> _Page extract_
[START]

The amount of the TFRP is equal to the total trust taxes the business collected but willfully failed to turn over to the
IRS. Depending on how far behind the business was on its trust fund taxes, the assessment can easily reach six figures or
more.
As is the case with most IRS penalty assessments, “willfulness” is broadly defined to include truly nefarious
actions (absconding to Tahiti with the taxes) and comparatively innocuous ones (using the taxes to pay other business liabilities
such as wages themselves).
To review, the concept behind the “corporate veil” is that owners and officers of an incorporated entity (Inc.,
LLC, LLP, etc.) can shield themselves from personal liability for even the business’s willful actions, including contract
defaults, most torts, and failure to pay debts, including taxes. When a lawsuit is filed against the business that includes
its owners/officers as individual defendants, the daunting burden to “pierce the corporate veil” lies with the
plaintiff. This burden is so great that, realistically, only plaintiffs with means or evidence of owner/officer malfeasance
will be able to keep the individual defendants from being dismissed.

[END]

> _Task input_
[START]

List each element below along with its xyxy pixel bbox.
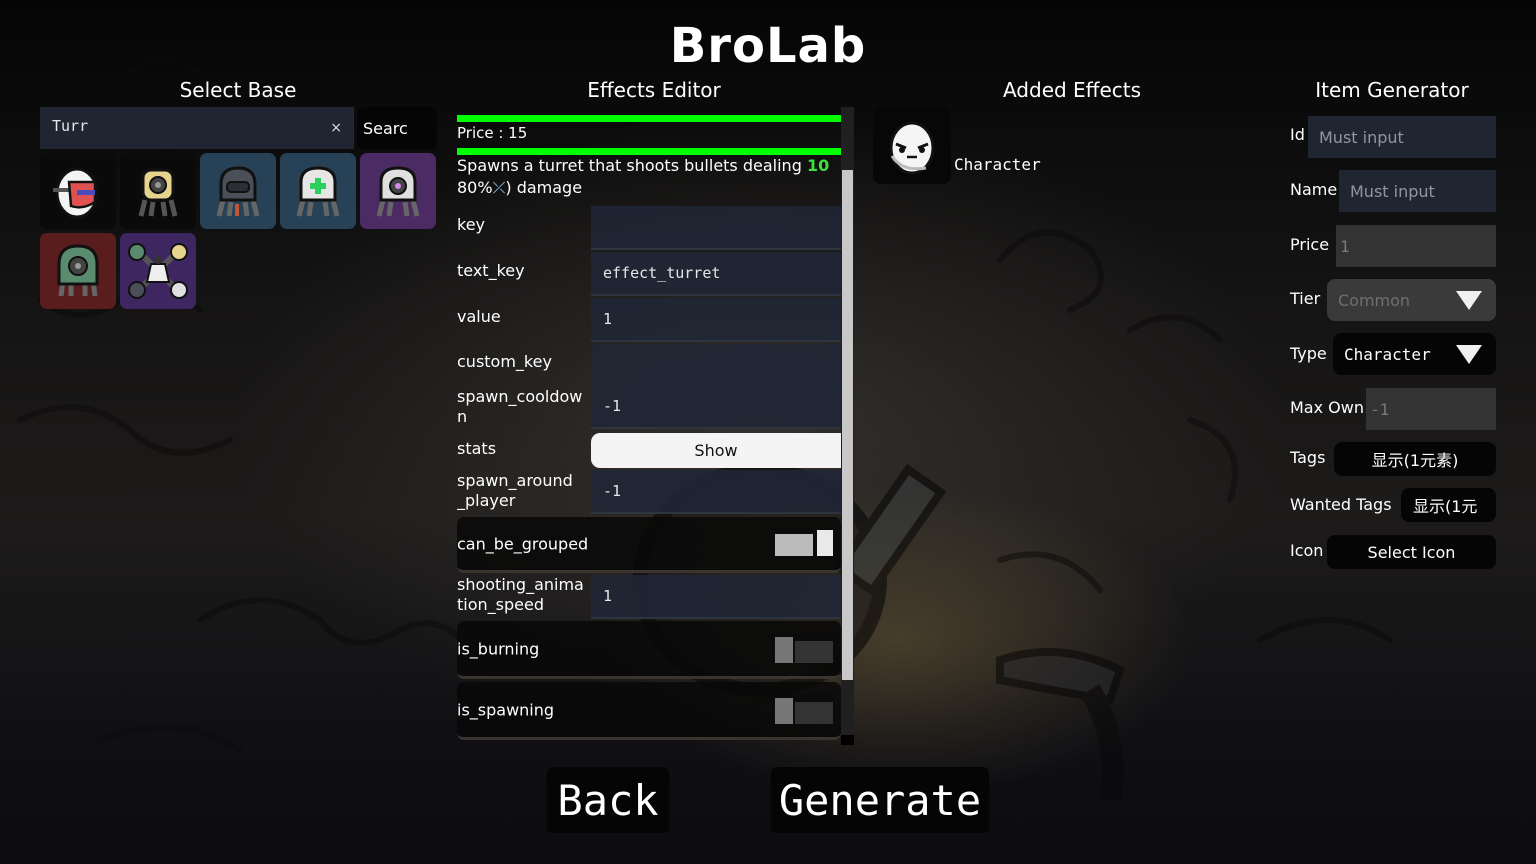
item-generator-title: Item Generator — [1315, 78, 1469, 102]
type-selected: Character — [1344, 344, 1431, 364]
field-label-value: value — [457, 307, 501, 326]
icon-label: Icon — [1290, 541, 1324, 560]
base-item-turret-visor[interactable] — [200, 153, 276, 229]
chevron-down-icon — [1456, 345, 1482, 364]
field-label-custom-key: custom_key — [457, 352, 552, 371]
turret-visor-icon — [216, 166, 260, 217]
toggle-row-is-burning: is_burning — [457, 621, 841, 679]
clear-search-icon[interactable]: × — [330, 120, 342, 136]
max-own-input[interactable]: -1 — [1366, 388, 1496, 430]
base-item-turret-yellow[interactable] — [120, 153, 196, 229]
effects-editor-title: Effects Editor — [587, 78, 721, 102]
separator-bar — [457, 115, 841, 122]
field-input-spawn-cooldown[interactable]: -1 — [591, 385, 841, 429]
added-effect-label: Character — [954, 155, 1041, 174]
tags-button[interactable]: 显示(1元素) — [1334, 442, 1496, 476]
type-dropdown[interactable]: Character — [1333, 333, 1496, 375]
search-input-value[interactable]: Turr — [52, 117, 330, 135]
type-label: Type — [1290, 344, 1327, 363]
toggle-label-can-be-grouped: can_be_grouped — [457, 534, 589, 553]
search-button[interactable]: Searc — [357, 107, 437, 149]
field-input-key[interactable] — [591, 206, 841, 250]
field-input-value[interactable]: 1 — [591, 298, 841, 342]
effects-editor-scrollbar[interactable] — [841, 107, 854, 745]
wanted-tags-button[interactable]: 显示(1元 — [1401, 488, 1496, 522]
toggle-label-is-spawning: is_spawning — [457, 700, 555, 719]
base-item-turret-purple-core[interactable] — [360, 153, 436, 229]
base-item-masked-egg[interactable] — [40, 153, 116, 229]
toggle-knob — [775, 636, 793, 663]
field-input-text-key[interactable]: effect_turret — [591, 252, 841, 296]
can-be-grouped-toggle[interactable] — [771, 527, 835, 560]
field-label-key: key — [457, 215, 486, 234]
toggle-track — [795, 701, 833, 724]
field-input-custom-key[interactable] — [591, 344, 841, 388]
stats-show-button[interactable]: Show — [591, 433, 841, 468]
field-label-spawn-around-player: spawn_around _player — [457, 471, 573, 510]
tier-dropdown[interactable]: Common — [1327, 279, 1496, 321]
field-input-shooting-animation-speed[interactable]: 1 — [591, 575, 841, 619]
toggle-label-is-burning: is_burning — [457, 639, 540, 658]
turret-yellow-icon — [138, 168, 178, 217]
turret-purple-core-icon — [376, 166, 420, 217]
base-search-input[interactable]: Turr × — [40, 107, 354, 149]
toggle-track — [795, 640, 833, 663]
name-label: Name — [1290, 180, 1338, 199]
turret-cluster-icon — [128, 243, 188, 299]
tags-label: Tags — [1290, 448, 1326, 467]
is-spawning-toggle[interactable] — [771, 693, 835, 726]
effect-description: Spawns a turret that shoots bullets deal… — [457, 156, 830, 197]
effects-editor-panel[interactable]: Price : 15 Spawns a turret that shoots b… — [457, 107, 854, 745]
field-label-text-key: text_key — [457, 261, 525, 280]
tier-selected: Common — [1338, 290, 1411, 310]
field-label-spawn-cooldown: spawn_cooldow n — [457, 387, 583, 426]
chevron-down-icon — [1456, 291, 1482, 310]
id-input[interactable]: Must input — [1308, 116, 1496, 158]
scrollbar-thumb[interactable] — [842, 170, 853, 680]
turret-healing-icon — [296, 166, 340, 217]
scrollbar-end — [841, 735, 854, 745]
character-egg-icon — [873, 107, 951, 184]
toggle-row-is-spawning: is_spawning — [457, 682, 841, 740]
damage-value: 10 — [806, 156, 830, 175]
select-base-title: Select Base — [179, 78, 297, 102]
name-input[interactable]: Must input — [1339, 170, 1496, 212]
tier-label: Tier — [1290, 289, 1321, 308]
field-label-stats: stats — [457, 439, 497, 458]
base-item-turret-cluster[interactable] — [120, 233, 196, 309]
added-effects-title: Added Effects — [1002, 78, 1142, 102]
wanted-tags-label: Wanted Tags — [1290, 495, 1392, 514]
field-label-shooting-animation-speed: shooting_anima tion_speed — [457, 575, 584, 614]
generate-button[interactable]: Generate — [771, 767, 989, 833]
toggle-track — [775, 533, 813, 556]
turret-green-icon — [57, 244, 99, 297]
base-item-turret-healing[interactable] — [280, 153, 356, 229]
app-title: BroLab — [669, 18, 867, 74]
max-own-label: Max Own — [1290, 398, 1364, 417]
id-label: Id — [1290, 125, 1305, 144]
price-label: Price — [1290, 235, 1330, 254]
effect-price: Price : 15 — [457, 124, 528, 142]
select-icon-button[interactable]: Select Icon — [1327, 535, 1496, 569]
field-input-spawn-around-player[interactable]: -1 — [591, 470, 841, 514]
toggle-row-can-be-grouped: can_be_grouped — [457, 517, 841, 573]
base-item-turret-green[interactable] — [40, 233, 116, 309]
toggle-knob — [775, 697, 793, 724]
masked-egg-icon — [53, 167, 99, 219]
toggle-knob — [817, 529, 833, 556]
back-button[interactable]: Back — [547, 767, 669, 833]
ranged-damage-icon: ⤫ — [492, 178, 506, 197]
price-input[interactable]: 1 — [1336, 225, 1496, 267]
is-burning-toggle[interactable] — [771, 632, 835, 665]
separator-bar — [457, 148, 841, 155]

[END]

> _List of tasks_
A - Copy out the rows word for word, from the line with "item-generator-title: Item Generator" to the line with "effects-editor-title: Effects Editor".
B - Continue the passage on the trust fund recovery penalty and the corporate veil, starting after its last sentence.

> _Answers for the tasks_
A -
item-generator-title: Item Generator — [1315, 78, 1469, 102]
type-selected: Character — [1344, 344, 1431, 364]
field-label-value: value — [457, 307, 501, 326]
icon-label: Icon — [1290, 541, 1324, 560]
base-item-turret-visor[interactable] — [200, 153, 276, 229]
chevron-down-icon — [1456, 345, 1482, 364]
field-label-custom-key: custom_key — [457, 352, 552, 371]
turret-visor-icon — [216, 166, 260, 217]
toggle-row-is-burning: is_burning — [457, 621, 841, 679]
clear-search-icon[interactable]: × — [330, 120, 342, 136]
max-own-input[interactable]: -1 — [1366, 388, 1496, 430]
base-item-turret-yellow[interactable] — [120, 153, 196, 229]
effects-editor-title: Effects Editor — [587, 78, 721, 102]

B -
However, the IRS does not have to overcome this burden to assess the TFRP. This could mean massive personal liability assessments
against owners, officers, and even accountants and corporate counsel, who exert control over the taxes held in trust by the
business. Here is where the “corporate veil” unravels quickly.
When a business fail to pay its trust fund tax liabilities, an IRS Revenue Officer can be assigned to investigate in as little
as 60 days. Once contacted by the Revenue Officer, the business will have a brief opportunity to pay its debts in full, usually
30 days. If it cannot, the Officer will move forward with TFRP assessment.
First, interviews are held between the Revenue Officer and any person involved in the operations of the business. Typically,
this includes all business owners and officers. However, the IRS will also seek to assess the TFRP against in-house accountants
and attorneys who exhibit “significant control” over the business’s finances. Indeed, in sole proprietorships
and closely-held business, the IRS may demand to interview owner/officer spouses, even if the spouse is not affiliated with
the business.
Though counsel may represent any individual at the TFRP interview, the IRS will insist on a face-to-face or telephone interview
with the alleged responsible party. If the individual fails to agree to this arrangement, the IRS will use its summons authority
to compel the individual’s participation.
If the Revenue Officer finds sufficient evidence to assess the TFRP against one or more individuals, the IRS will issue Letter
1153, giving the parties 90 days to petition the United States Tax Court to appeal the assessment. If no appeal is filed,
the TFRP is assessed on day 91.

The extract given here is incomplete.